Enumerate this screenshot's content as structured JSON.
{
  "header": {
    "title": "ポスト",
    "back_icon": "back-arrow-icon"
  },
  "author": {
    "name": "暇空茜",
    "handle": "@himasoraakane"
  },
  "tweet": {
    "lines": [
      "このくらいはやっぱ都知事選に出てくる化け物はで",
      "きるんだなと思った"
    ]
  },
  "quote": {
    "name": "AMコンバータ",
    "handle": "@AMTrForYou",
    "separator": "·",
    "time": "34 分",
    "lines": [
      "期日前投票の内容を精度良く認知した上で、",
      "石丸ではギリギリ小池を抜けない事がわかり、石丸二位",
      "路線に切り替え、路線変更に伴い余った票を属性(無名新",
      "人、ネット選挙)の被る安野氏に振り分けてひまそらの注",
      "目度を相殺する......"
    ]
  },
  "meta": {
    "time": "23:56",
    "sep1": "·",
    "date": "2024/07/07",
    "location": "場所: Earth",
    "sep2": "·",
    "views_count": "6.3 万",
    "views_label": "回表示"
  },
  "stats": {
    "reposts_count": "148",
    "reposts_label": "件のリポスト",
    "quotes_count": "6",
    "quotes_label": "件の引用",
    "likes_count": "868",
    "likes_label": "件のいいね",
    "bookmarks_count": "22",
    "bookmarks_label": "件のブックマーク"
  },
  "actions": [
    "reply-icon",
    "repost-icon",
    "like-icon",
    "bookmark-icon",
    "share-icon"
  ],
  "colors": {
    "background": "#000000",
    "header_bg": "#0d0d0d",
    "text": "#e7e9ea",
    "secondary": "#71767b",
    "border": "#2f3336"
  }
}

----------

Your task:
Transcribe every entry verbatim.

Solution to this problem:
Enumerate this screenshot's content as structured JSON.
{
  "header": {
    "title": "ポスト",
    "back_icon": "back-arrow-icon"
  },
  "author": {
    "name": "暇空茜",
    "handle": "@himasoraakane"
  },
  "tweet": {
    "lines": [
      "このくらいはやっぱ都知事選に出てくる化け物はで",
      "きるんだなと思った"
    ]
  },
  "quote": {
    "name": "AMコンバータ",
    "handle": "@AMTrForYou",
    "separator": "·",
    "time": "34 分",
    "lines": [
      "期日前投票の内容を精度良く認知した上で、",
      "石丸ではギリギリ小池を抜けない事がわかり、石丸二位",
      "路線に切り替え、路線変更に伴い余った票を属性(無名新",
      "人、ネット選挙)の被る安野氏に振り分けてひまそらの注",
      "目度を相殺する......"
    ]
  },
  "meta": {
    "time": "23:56",
    "sep1": "·",
    "date": "2024/07/07",
    "location": "場所: Earth",
    "sep2": "·",
    "views_count": "6.3 万",
    "views_label": "回表示"
  },
  "stats": {
    "reposts_count": "148",
    "reposts_label": "件のリポスト",
    "quotes_count": "6",
    "quotes_label": "件の引用",
    "likes_count": "868",
    "likes_label": "件のいいね",
    "bookmarks_count": "22",
    "bookmarks_label": "件のブックマーク"
  },
  "actions": [
    "reply-icon",
    "repost-icon",
    "like-icon",
    "bookmark-icon",
    "share-icon"
  ],
  "colors": {
    "background": "#000000",
    "header_bg": "#0d0d0d",
    "text": "#e7e9ea",
    "secondary": "#71767b",
    "border": "#2f3336"
  }
}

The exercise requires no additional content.